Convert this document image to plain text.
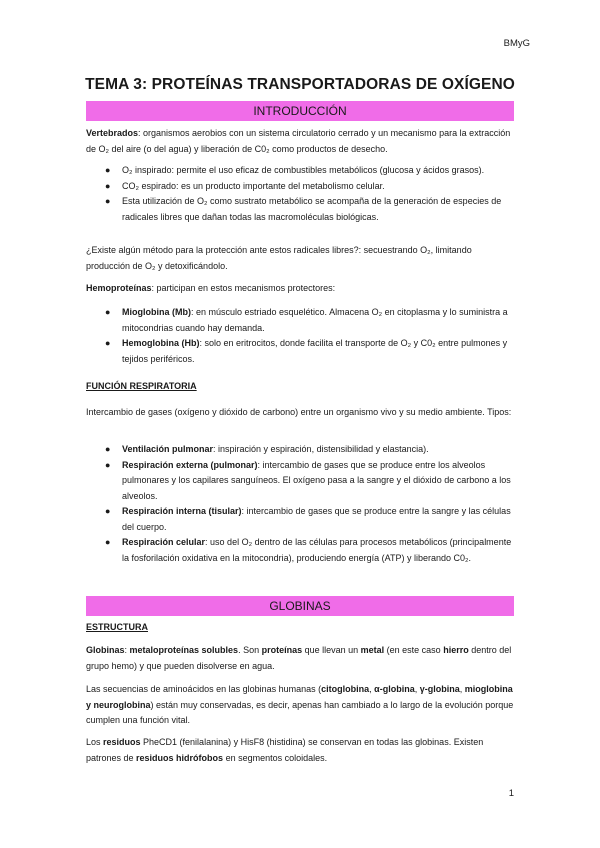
BMyG
TEMA 3: PROTEÍNAS TRANSPORTADORAS DE OXÍGENO
INTRODUCCIÓN

Vertebrados: organismos aerobios con un sistema circulatorio cerrado y un mecanismo para la extracción de O₂ del aire (o del agua) y liberación de C0₂ como productos de desecho.

● O₂ inspirado: permite el uso eficaz de combustibles metabólicos (glucosa y ácidos grasos).
● CO₂ espirado: es un producto importante del metabolismo celular.
● Esta utilización de O₂ como sustrato metabólico se acompaña de la generación de especies de radicales libres que dañan todas las macromoléculas biológicas.

¿Existe algún método para la protección ante estos radicales libres?: secuestrando O₂, limitando producción de O₂ y detoxificándolo.

Hemoproteínas: participan en estos mecanismos protectores:

● Mioglobina (Mb): en músculo estriado esquelético. Almacena O₂ en citoplasma y lo suministra a mitocondrias cuando hay demanda.
● Hemoglobina (Hb): solo en eritrocitos, donde facilita el transporte de O₂ y C0₂ entre pulmones y tejidos periféricos.
FUNCIÓN RESPIRATORIA

Intercambio de gases (oxígeno y dióxido de carbono) entre un organismo vivo y su medio ambiente. Tipos:

● Ventilación pulmonar: inspiración y espiración, distensibilidad y elastancia).
● Respiración externa (pulmonar): intercambio de gases que se produce entre los alveolos pulmonares y los capilares sanguíneos. El oxígeno pasa a la sangre y el dióxido de carbono a los alveolos.
● Respiración interna (tisular): intercambio de gases que se produce entre la sangre y las células del cuerpo.
● Respiración celular: uso del O₂ dentro de las células para procesos metabólicos (principalmente la fosforilación oxidativa en la mitocondria), produciendo energía (ATP) y liberando C0₂.
GLOBINAS
ESTRUCTURA

Globinas: metaloproteínas solubles. Son proteínas que llevan un metal (en este caso hierro dentro del grupo hemo) y que pueden disolverse en agua.

Las secuencias de aminoácidos en las globinas humanas (citoglobina, α-globina, γ-globina, mioglobina y neuroglobina) están muy conservadas, es decir, apenas han cambiado a lo largo de la evolución porque cumplen una función vital.

Los residuos PheCD1 (fenilalanina) y HisF8 (histidina) se conservan en todas las globinas. Existen patrones de residuos hidrófobos en segmentos coloidales.

1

→ Written exercise: Return the entries unchanged, save for the pictures, which do not belong in the copy.

→ The completed task:
Convert this document image to plain text.
BMyG
TEMA 3: PROTEÍNAS TRANSPORTADORAS DE OXÍGENO
INTRODUCCIÓN

Vertebrados: organismos aerobios con un sistema circulatorio cerrado y un mecanismo para la extracción de O₂ del aire (o del agua) y liberación de C0₂ como productos de desecho.

● O₂ inspirado: permite el uso eficaz de combustibles metabólicos (glucosa y ácidos grasos).
● CO₂ espirado: es un producto importante del metabolismo celular.
● Esta utilización de O₂ como sustrato metabólico se acompaña de la generación de especies de radicales libres que dañan todas las macromoléculas biológicas.

¿Existe algún método para la protección ante estos radicales libres?: secuestrando O₂, limitando producción de O₂ y detoxificándolo.

Hemoproteínas: participan en estos mecanismos protectores:

● Mioglobina (Mb): en músculo estriado esquelético. Almacena O₂ en citoplasma y lo suministra a mitocondrias cuando hay demanda.
● Hemoglobina (Hb): solo en eritrocitos, donde facilita el transporte de O₂ y C0₂ entre pulmones y tejidos periféricos.
FUNCIÓN RESPIRATORIA

Intercambio de gases (oxígeno y dióxido de carbono) entre un organismo vivo y su medio ambiente. Tipos:

● Ventilación pulmonar: inspiración y espiración, distensibilidad y elastancia).
● Respiración externa (pulmonar): intercambio de gases que se produce entre los alveolos pulmonares y los capilares sanguíneos. El oxígeno pasa a la sangre y el dióxido de carbono a los alveolos.
● Respiración interna (tisular): intercambio de gases que se produce entre la sangre y las células del cuerpo.
● Respiración celular: uso del O₂ dentro de las células para procesos metabólicos (principalmente la fosforilación oxidativa en la mitocondria), produciendo energía (ATP) y liberando C0₂.
GLOBINAS
ESTRUCTURA

Globinas: metaloproteínas solubles. Son proteínas que llevan un metal (en este caso hierro dentro del grupo hemo) y que pueden disolverse en agua.

Las secuencias de aminoácidos en las globinas humanas (citoglobina, α-globina, γ-globina, mioglobina y neuroglobina) están muy conservadas, es decir, apenas han cambiado a lo largo de la evolución porque cumplen una función vital.

Los residuos PheCD1 (fenilalanina) y HisF8 (histidina) se conservan en todas las globinas. Existen patrones de residuos hidrófobos en segmentos coloidales.

1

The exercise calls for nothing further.